## Records for this task
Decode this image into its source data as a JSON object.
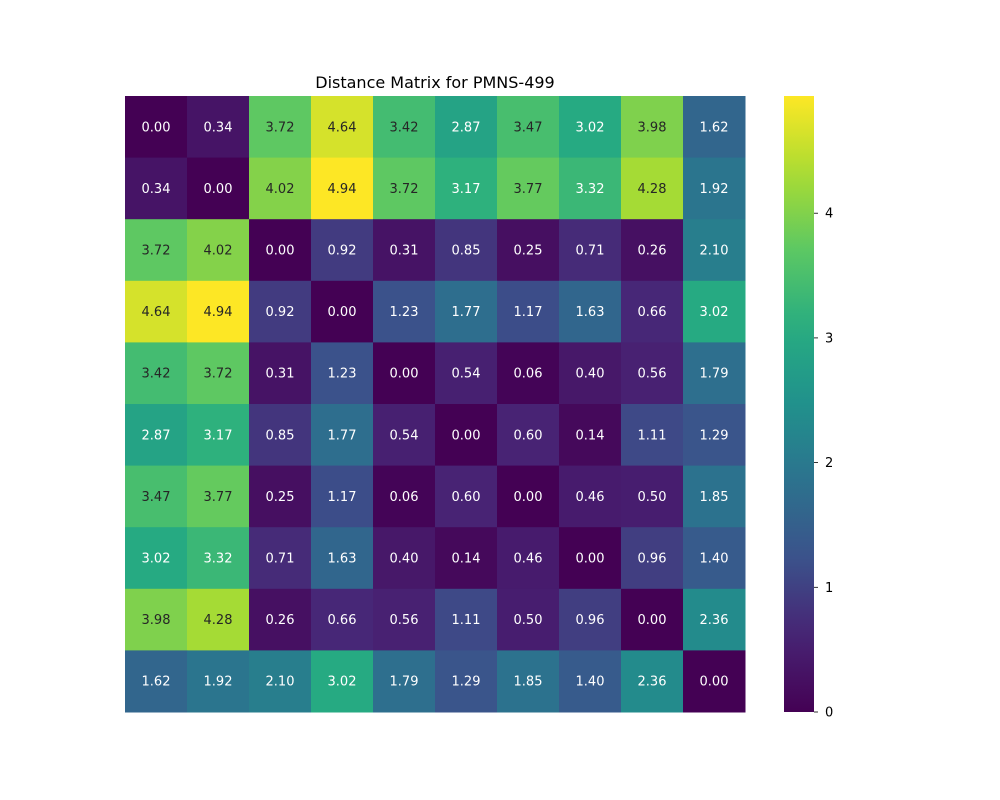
{
  "chart_data": {
    "type": "heatmap",
    "title": "Distance Matrix for PMNS-499",
    "xlabel": "",
    "ylabel": "",
    "colormap": "viridis",
    "value_range": [
      0,
      4.94
    ],
    "colorbar_ticks": [
      "0",
      "1",
      "2",
      "3",
      "4"
    ],
    "colorbar_tick_values": [
      0,
      1,
      2,
      3,
      4
    ],
    "cell_labels_shown": true,
    "matrix": [
      [
        0.0,
        0.34,
        3.72,
        4.64,
        3.42,
        2.87,
        3.47,
        3.02,
        3.98,
        1.62
      ],
      [
        0.34,
        0.0,
        4.02,
        4.94,
        3.72,
        3.17,
        3.77,
        3.32,
        4.28,
        1.92
      ],
      [
        3.72,
        4.02,
        0.0,
        0.92,
        0.31,
        0.85,
        0.25,
        0.71,
        0.26,
        2.1
      ],
      [
        4.64,
        4.94,
        0.92,
        0.0,
        1.23,
        1.77,
        1.17,
        1.63,
        0.66,
        3.02
      ],
      [
        3.42,
        3.72,
        0.31,
        1.23,
        0.0,
        0.54,
        0.06,
        0.4,
        0.56,
        1.79
      ],
      [
        2.87,
        3.17,
        0.85,
        1.77,
        0.54,
        0.0,
        0.6,
        0.14,
        1.11,
        1.29
      ],
      [
        3.47,
        3.77,
        0.25,
        1.17,
        0.06,
        0.6,
        0.0,
        0.46,
        0.5,
        1.85
      ],
      [
        3.02,
        3.32,
        0.71,
        1.63,
        0.4,
        0.14,
        0.46,
        0.0,
        0.96,
        1.4
      ],
      [
        3.98,
        4.28,
        0.26,
        0.66,
        0.56,
        1.11,
        0.5,
        0.96,
        0.0,
        2.36
      ],
      [
        1.62,
        1.92,
        2.1,
        3.02,
        1.79,
        1.29,
        1.85,
        1.4,
        2.36,
        0.0
      ]
    ]
  }
}
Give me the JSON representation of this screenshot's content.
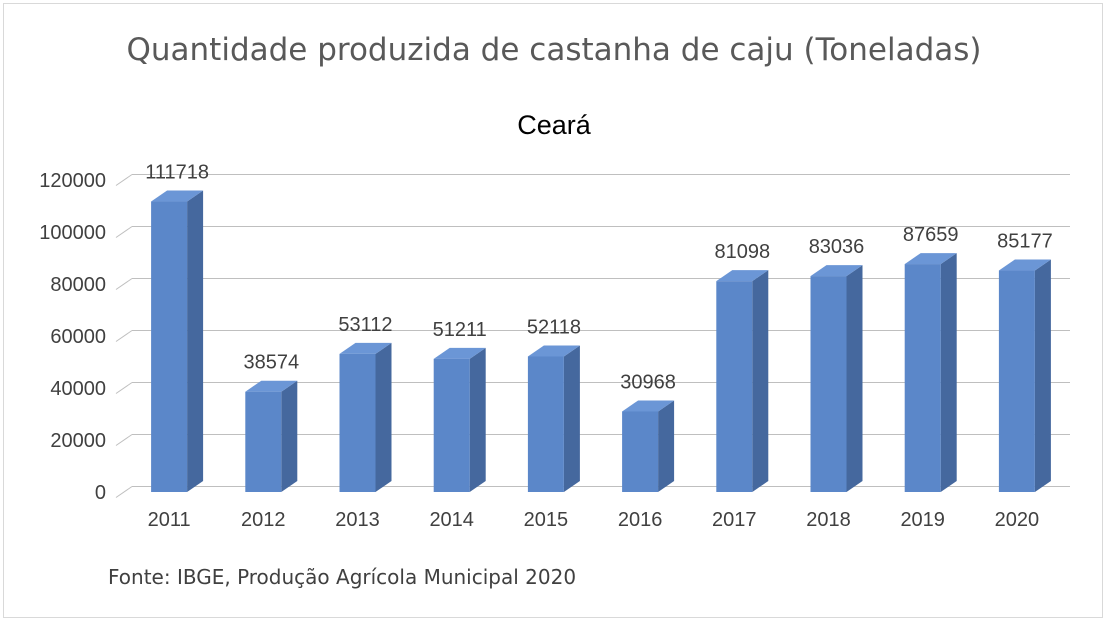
{
  "title": "Quantidade produzida de castanha de caju (Toneladas)",
  "subtitle": "Ceará",
  "source": "Fonte: IBGE, Produção Agrícola Municipal 2020",
  "colors": {
    "bar_front": "#5b87c9",
    "bar_side": "#45689e",
    "bar_top": "#6b96d6",
    "grid": "#bfbfbf"
  },
  "chart_data": {
    "type": "bar",
    "title": "Quantidade produzida de castanha de caju (Toneladas)",
    "subtitle": "Ceará",
    "categories": [
      "2011",
      "2012",
      "2013",
      "2014",
      "2015",
      "2016",
      "2017",
      "2018",
      "2019",
      "2020"
    ],
    "values": [
      111718,
      38574,
      53112,
      51211,
      52118,
      30968,
      81098,
      83036,
      87659,
      85177
    ],
    "ylim": [
      0,
      120000
    ],
    "yticks": [
      0,
      20000,
      40000,
      60000,
      80000,
      100000,
      120000
    ],
    "grid": true,
    "data_labels": true,
    "style": "3d-column"
  }
}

## What you have to do
Write out every entry again word for word, without any of the pictures.

## Expected answer
Decode this image into its source data as a JSON object.
{
  "chart_data": {
    "type": "heatmap",
    "title": "Distance Matrix for PMNS-499",
    "xlabel": "",
    "ylabel": "",
    "colormap": "viridis",
    "value_range": [
      0,
      4.94
    ],
    "colorbar_ticks": [
      "0",
      "1",
      "2",
      "3",
      "4"
    ],
    "colorbar_tick_values": [
      0,
      1,
      2,
      3,
      4
    ],
    "cell_labels_shown": true,
    "matrix": [
      [
        0.0,
        0.34,
        3.72,
        4.64,
        3.42,
        2.87,
        3.47,
        3.02,
        3.98,
        1.62
      ],
      [
        0.34,
        0.0,
        4.02,
        4.94,
        3.72,
        3.17,
        3.77,
        3.32,
        4.28,
        1.92
      ],
      [
        3.72,
        4.02,
        0.0,
        0.92,
        0.31,
        0.85,
        0.25,
        0.71,
        0.26,
        2.1
      ],
      [
        4.64,
        4.94,
        0.92,
        0.0,
        1.23,
        1.77,
        1.17,
        1.63,
        0.66,
        3.02
      ],
      [
        3.42,
        3.72,
        0.31,
        1.23,
        0.0,
        0.54,
        0.06,
        0.4,
        0.56,
        1.79
      ],
      [
        2.87,
        3.17,
        0.85,
        1.77,
        0.54,
        0.0,
        0.6,
        0.14,
        1.11,
        1.29
      ],
      [
        3.47,
        3.77,
        0.25,
        1.17,
        0.06,
        0.6,
        0.0,
        0.46,
        0.5,
        1.85
      ],
      [
        3.02,
        3.32,
        0.71,
        1.63,
        0.4,
        0.14,
        0.46,
        0.0,
        0.96,
        1.4
      ],
      [
        3.98,
        4.28,
        0.26,
        0.66,
        0.56,
        1.11,
        0.5,
        0.96,
        0.0,
        2.36
      ],
      [
        1.62,
        1.92,
        2.1,
        3.02,
        1.79,
        1.29,
        1.85,
        1.4,
        2.36,
        0.0
      ]
    ]
  }
}
Give me the JSON representation of this screenshot's content.
{
  "title": "Quantidade produzida de castanha de caju (Toneladas)",
  "subtitle": "Ceará",
  "source": "Fonte: IBGE, Produção Agrícola Municipal 2020",
  "colors": {
    "bar_front": "#5b87c9",
    "bar_side": "#45689e",
    "bar_top": "#6b96d6",
    "grid": "#bfbfbf"
  },
  "chart_data": {
    "type": "bar",
    "title": "Quantidade produzida de castanha de caju (Toneladas)",
    "subtitle": "Ceará",
    "categories": [
      "2011",
      "2012",
      "2013",
      "2014",
      "2015",
      "2016",
      "2017",
      "2018",
      "2019",
      "2020"
    ],
    "values": [
      111718,
      38574,
      53112,
      51211,
      52118,
      30968,
      81098,
      83036,
      87659,
      85177
    ],
    "ylim": [
      0,
      120000
    ],
    "yticks": [
      0,
      20000,
      40000,
      60000,
      80000,
      100000,
      120000
    ],
    "grid": true,
    "data_labels": true,
    "style": "3d-column"
  }
}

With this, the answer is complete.